→ Saved entries:
★ ★ ★ ★
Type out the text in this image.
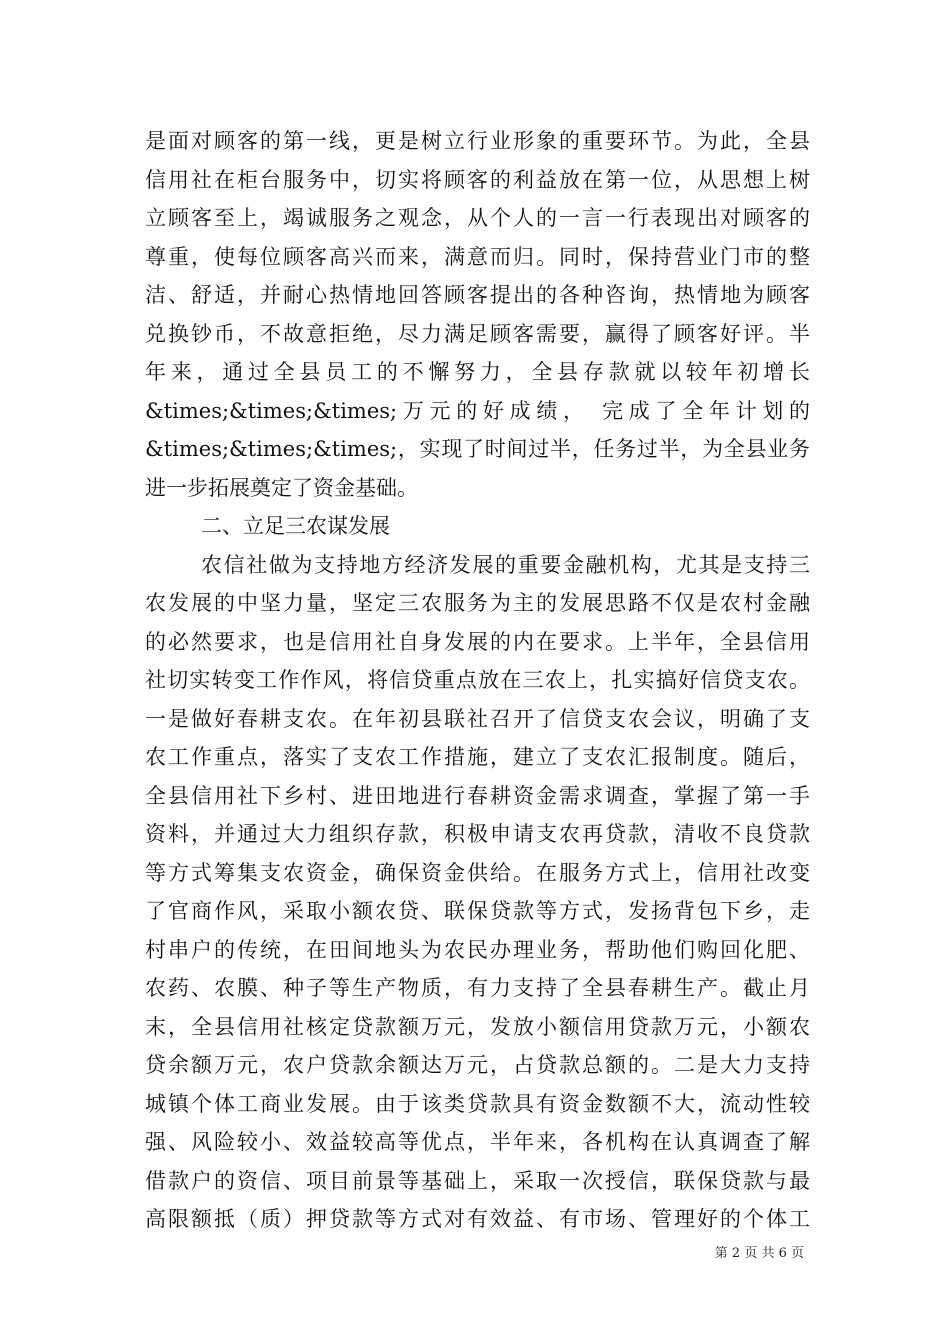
是面对顾客的第一线，更是树立行业形象的重要环节。为此，全县
信用社在柜台服务中，切实将顾客的利益放在第一位，从思想上树
立顾客至上，竭诚服务之观念，从个人的一言一行表现出对顾客的
尊重，使每位顾客高兴而来，满意而归。同时，保持营业门市的整
洁、舒适，并耐心热情地回答顾客提出的各种咨询，热情地为顾客
兑换钞币，不故意拒绝，尽力满足顾客需要，赢得了顾客好评。半
年来，通过全县员工的不懈努力，全县存款就以较年初增长
&times;&times;&times;万元的好成绩， 完成了全年计划的
&times;&times;&times;，实现了时间过半，任务过半，为全县业务
进一步拓展奠定了资金基础。
二、立足三农谋发展
农信社做为支持地方经济发展的重要金融机构，尤其是支持三
农发展的中坚力量，坚定三农服务为主的发展思路不仅是农村金融
的必然要求，也是信用社自身发展的内在要求。上半年，全县信用
社切实转变工作作风，将信贷重点放在三农上，扎实搞好信贷支农。
一是做好春耕支农。在年初县联社召开了信贷支农会议，明确了支
农工作重点，落实了支农工作措施，建立了支农汇报制度。随后，
全县信用社下乡村、进田地进行春耕资金需求调查，掌握了第一手
资料，并通过大力组织存款，积极申请支农再贷款，清收不良贷款
等方式筹集支农资金，确保资金供给。在服务方式上，信用社改变
了官商作风，采取小额农贷、联保贷款等方式，发扬背包下乡，走
村串户的传统，在田间地头为农民办理业务，帮助他们购回化肥、
农药、农膜、种子等生产物质，有力支持了全县春耕生产。截止月
末，全县信用社核定贷款额万元，发放小额信用贷款万元，小额农
贷余额万元，农户贷款余额达万元，占贷款总额的。二是大力支持
城镇个体工商业发展。由于该类贷款具有资金数额不大，流动性较
强、风险较小、效益较高等优点，半年来，各机构在认真调查了解
借款户的资信、项目前景等基础上，采取一次授信，联保贷款与最
高限额抵（质）押贷款等方式对有效益、有市场、管理好的个体工
第 2 页 共 6 页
★ ★ ★ ★
→ Task to complete: Output every entry word for word, but omit the pictures.

→ Exercise solution:
Type out the text in this image.
是面对顾客的第一线，更是树立行业形象的重要环节。为此，全县
信用社在柜台服务中，切实将顾客的利益放在第一位，从思想上树
立顾客至上，竭诚服务之观念，从个人的一言一行表现出对顾客的
尊重，使每位顾客高兴而来，满意而归。同时，保持营业门市的整
洁、舒适，并耐心热情地回答顾客提出的各种咨询，热情地为顾客
兑换钞币，不故意拒绝，尽力满足顾客需要，赢得了顾客好评。半
年来，通过全县员工的不懈努力，全县存款就以较年初增长
&times;&times;&times;万元的好成绩， 完成了全年计划的
&times;&times;&times;，实现了时间过半，任务过半，为全县业务
进一步拓展奠定了资金基础。
二、立足三农谋发展
农信社做为支持地方经济发展的重要金融机构，尤其是支持三
农发展的中坚力量，坚定三农服务为主的发展思路不仅是农村金融
的必然要求，也是信用社自身发展的内在要求。上半年，全县信用
社切实转变工作作风，将信贷重点放在三农上，扎实搞好信贷支农。
一是做好春耕支农。在年初县联社召开了信贷支农会议，明确了支
农工作重点，落实了支农工作措施，建立了支农汇报制度。随后，
全县信用社下乡村、进田地进行春耕资金需求调查，掌握了第一手
资料，并通过大力组织存款，积极申请支农再贷款，清收不良贷款
等方式筹集支农资金，确保资金供给。在服务方式上，信用社改变
了官商作风，采取小额农贷、联保贷款等方式，发扬背包下乡，走
村串户的传统，在田间地头为农民办理业务，帮助他们购回化肥、
农药、农膜、种子等生产物质，有力支持了全县春耕生产。截止月
末，全县信用社核定贷款额万元，发放小额信用贷款万元，小额农
贷余额万元，农户贷款余额达万元，占贷款总额的。二是大力支持
城镇个体工商业发展。由于该类贷款具有资金数额不大，流动性较
强、风险较小、效益较高等优点，半年来，各机构在认真调查了解
借款户的资信、项目前景等基础上，采取一次授信，联保贷款与最
高限额抵（质）押贷款等方式对有效益、有市场、管理好的个体工
第 2 页 共 6 页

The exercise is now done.